- **Your task**:
Without including any images, reproduce each entry exactly.

-.-.-

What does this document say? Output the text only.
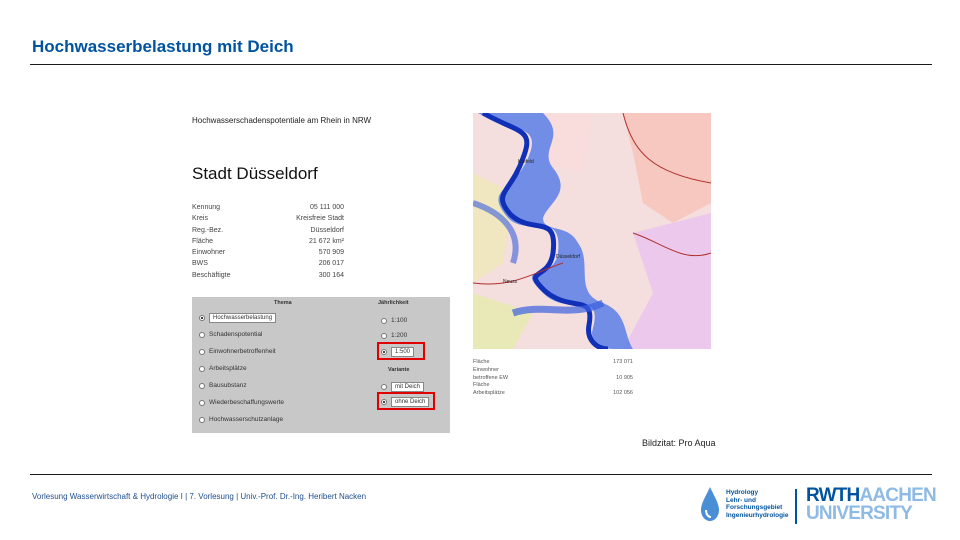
Hochwasserbelastung mit Deich
Hochwasserschadenspotentiale am Rhein in NRW
Stadt Düsseldorf
Kennung	05 111 000
Kreis	Kreisfreie Stadt
Reg.-Bez.	Düsseldorf
Fläche	21 672 km²
Einwohner	570 909
BWS	206 017
Beschäftigte	300 164
Thema	Jährlichkeit
Hochwasserbelastung
Schadenspotential
Einwohnerbetroffenheit
Arbeitsplätze
Bausubstanz
Wiederbeschaffungswerte
Hochwasserschutzanlage
1:100
1:200
1:500
Variante
mit Deich
ohne Deich
Krefeld
Düsseldorf
Neuss
Fläche	173 071
Einwohner
betroffene EW	10 905
Fläche
Arbeitsplätze	102 056
Bildzitat: Pro Aqua
Vorlesung Wasserwirtschaft & Hydrologie I | 7. Vorlesung | Univ.-Prof. Dr.-Ing. Heribert Nacken	Hydrology
Lehr- und
Forschungsgebiet
Ingenieurhydrologie
RWTHAACHEN
UNIVERSITY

-.-.-

- **The result**:
What does this document say? Output the text only.
Hochwasserbelastung mit Deich
Hochwasserschadenspotentiale am Rhein in NRW
Stadt Düsseldorf
Kennung	05 111 000
Kreis	Kreisfreie Stadt
Reg.-Bez.	Düsseldorf
Fläche	21 672 km²
Einwohner	570 909
BWS	206 017
Beschäftigte	300 164
Thema	Jährlichkeit
Hochwasserbelastung
Schadenspotential
Einwohnerbetroffenheit
Arbeitsplätze
Bausubstanz
Wiederbeschaffungswerte
Hochwasserschutzanlage
1:100
1:200
1:500
Variante
mit Deich
ohne Deich
Krefeld
Düsseldorf
Neuss
Fläche	173 071
Einwohner
betroffene EW	10 905
Fläche
Arbeitsplätze	102 056
Bildzitat: Pro Aqua
Vorlesung Wasserwirtschaft & Hydrologie I | 7. Vorlesung | Univ.-Prof. Dr.-Ing. Heribert Nacken	Hydrology
Lehr- und
Forschungsgebiet
Ingenieurhydrologie
RWTHAACHEN
UNIVERSITY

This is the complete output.